Given task = Please pull out the lines from the start of the records up to and including the line with "terrain-ridge xyxy=(287,57,1301,92)", and repeat them exactly.

Data to process =
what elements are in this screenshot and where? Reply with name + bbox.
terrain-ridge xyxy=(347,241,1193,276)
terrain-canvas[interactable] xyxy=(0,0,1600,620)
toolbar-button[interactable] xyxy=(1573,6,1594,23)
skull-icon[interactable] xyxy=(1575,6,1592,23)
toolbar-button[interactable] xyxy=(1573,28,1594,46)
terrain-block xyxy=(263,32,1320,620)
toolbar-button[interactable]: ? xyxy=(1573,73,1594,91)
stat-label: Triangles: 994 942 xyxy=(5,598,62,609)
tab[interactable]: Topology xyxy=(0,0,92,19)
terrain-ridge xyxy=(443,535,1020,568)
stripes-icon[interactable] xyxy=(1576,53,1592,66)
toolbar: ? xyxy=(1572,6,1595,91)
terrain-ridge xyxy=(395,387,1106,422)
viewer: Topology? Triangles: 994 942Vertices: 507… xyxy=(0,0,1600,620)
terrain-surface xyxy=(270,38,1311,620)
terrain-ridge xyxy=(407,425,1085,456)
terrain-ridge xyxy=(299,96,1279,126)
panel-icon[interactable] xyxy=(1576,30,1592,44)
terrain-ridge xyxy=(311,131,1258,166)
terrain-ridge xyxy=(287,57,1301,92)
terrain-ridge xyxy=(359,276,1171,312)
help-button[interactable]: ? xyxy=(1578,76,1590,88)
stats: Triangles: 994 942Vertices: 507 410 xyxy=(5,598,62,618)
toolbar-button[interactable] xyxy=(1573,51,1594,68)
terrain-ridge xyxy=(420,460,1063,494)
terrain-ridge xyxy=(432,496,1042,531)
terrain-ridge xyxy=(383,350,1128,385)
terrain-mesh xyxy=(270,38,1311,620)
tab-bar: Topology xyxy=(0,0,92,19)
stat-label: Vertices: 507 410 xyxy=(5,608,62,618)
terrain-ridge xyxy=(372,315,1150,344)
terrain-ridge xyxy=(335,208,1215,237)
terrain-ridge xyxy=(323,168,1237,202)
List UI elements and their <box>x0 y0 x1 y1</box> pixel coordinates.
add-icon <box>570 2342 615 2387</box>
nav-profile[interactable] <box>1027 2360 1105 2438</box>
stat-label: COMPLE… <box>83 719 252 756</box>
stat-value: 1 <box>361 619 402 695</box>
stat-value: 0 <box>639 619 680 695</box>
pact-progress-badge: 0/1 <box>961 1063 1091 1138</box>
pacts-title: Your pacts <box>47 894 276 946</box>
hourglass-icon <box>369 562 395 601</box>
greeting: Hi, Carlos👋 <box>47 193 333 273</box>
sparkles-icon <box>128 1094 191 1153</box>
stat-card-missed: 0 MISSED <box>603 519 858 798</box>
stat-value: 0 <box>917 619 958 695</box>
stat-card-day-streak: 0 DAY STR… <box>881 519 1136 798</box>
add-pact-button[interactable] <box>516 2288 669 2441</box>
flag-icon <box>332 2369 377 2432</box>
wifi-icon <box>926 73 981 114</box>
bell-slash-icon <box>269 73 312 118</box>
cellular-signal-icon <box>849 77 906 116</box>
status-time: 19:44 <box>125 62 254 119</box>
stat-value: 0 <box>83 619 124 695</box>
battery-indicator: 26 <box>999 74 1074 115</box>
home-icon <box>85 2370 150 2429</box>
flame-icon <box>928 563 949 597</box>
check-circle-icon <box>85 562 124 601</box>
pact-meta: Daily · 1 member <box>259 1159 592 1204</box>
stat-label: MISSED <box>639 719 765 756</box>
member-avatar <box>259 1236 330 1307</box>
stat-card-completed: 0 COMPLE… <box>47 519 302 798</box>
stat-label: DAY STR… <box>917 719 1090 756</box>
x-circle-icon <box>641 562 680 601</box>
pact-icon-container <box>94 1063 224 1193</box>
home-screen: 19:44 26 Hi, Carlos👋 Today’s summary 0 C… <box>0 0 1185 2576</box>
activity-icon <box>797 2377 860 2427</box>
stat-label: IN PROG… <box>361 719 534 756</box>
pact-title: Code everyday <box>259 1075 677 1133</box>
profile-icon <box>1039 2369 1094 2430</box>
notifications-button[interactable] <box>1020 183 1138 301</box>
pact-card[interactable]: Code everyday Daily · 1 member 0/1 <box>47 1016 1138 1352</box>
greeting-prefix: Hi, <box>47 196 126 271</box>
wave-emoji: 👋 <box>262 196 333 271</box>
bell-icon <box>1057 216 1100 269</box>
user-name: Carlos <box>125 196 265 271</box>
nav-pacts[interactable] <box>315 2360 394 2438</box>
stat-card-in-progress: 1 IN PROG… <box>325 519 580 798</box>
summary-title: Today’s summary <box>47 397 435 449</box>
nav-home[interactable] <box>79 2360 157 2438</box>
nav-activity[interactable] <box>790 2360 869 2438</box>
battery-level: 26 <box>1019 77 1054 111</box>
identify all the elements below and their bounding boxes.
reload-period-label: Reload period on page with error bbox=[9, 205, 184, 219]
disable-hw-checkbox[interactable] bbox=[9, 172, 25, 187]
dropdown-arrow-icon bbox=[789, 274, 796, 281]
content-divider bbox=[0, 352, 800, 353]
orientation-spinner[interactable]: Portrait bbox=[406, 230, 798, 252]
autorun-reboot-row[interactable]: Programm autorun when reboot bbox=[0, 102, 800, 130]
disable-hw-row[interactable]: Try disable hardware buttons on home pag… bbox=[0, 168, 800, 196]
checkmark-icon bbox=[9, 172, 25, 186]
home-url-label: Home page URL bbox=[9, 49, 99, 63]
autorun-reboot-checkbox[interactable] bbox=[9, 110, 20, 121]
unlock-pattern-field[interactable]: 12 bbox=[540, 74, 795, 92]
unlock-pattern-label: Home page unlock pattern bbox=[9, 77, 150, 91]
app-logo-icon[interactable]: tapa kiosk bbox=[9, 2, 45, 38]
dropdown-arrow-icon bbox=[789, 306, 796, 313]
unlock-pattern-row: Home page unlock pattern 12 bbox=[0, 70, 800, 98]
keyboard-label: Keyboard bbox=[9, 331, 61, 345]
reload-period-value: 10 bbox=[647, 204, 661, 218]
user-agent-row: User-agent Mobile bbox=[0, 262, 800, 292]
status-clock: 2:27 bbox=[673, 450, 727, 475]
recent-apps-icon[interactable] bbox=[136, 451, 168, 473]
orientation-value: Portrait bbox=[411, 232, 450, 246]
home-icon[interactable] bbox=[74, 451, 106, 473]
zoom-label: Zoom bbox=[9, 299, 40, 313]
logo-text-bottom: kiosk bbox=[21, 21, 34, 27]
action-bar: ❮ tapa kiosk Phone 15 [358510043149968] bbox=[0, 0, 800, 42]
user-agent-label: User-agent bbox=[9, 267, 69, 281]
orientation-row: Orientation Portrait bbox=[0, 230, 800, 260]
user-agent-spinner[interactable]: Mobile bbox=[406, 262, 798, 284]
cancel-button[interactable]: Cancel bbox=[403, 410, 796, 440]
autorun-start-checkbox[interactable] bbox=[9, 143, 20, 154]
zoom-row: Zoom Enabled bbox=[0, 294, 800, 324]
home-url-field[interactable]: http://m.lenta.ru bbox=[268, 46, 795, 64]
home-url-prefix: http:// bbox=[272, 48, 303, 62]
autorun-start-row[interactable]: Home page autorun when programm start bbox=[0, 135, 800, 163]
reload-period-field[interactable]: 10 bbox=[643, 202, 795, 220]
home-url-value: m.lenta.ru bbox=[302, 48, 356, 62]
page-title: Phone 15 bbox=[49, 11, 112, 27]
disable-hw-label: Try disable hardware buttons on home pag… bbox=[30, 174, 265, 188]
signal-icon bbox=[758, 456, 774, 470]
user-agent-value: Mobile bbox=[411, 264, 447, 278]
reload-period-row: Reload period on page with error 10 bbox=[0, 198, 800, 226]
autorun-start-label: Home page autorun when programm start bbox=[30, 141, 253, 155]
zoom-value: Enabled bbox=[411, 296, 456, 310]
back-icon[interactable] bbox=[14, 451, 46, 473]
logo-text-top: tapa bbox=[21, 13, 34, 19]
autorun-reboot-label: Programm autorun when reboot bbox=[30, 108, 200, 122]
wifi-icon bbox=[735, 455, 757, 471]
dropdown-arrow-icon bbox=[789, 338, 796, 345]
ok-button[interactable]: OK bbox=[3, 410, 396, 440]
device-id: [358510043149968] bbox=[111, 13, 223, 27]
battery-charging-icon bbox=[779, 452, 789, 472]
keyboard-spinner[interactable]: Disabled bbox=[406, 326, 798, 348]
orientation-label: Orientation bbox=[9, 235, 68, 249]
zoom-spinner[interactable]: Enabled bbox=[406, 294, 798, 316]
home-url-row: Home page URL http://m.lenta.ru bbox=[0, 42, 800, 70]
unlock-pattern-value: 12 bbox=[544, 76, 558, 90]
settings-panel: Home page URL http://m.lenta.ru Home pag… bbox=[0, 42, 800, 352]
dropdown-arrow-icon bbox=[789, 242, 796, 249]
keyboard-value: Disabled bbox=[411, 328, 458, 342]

Result for this exercise =
what elements are in this screenshot and where? Reply with name + bbox.
terrain-ridge xyxy=(347,241,1193,276)
terrain-canvas[interactable] xyxy=(0,0,1600,620)
toolbar-button[interactable] xyxy=(1573,6,1594,23)
skull-icon[interactable] xyxy=(1575,6,1592,23)
toolbar-button[interactable] xyxy=(1573,28,1594,46)
terrain-block xyxy=(263,32,1320,620)
toolbar-button[interactable]: ? xyxy=(1573,73,1594,91)
stat-label: Triangles: 994 942 xyxy=(5,598,62,609)
tab[interactable]: Topology xyxy=(0,0,92,19)
terrain-ridge xyxy=(443,535,1020,568)
stripes-icon[interactable] xyxy=(1576,53,1592,66)
toolbar: ? xyxy=(1572,6,1595,91)
terrain-ridge xyxy=(395,387,1106,422)
viewer: Topology? Triangles: 994 942Vertices: 507… xyxy=(0,0,1600,620)
terrain-surface xyxy=(270,38,1311,620)
terrain-ridge xyxy=(407,425,1085,456)
terrain-ridge xyxy=(299,96,1279,126)
panel-icon[interactable] xyxy=(1576,30,1592,44)
terrain-ridge xyxy=(311,131,1258,166)
terrain-ridge xyxy=(287,57,1301,92)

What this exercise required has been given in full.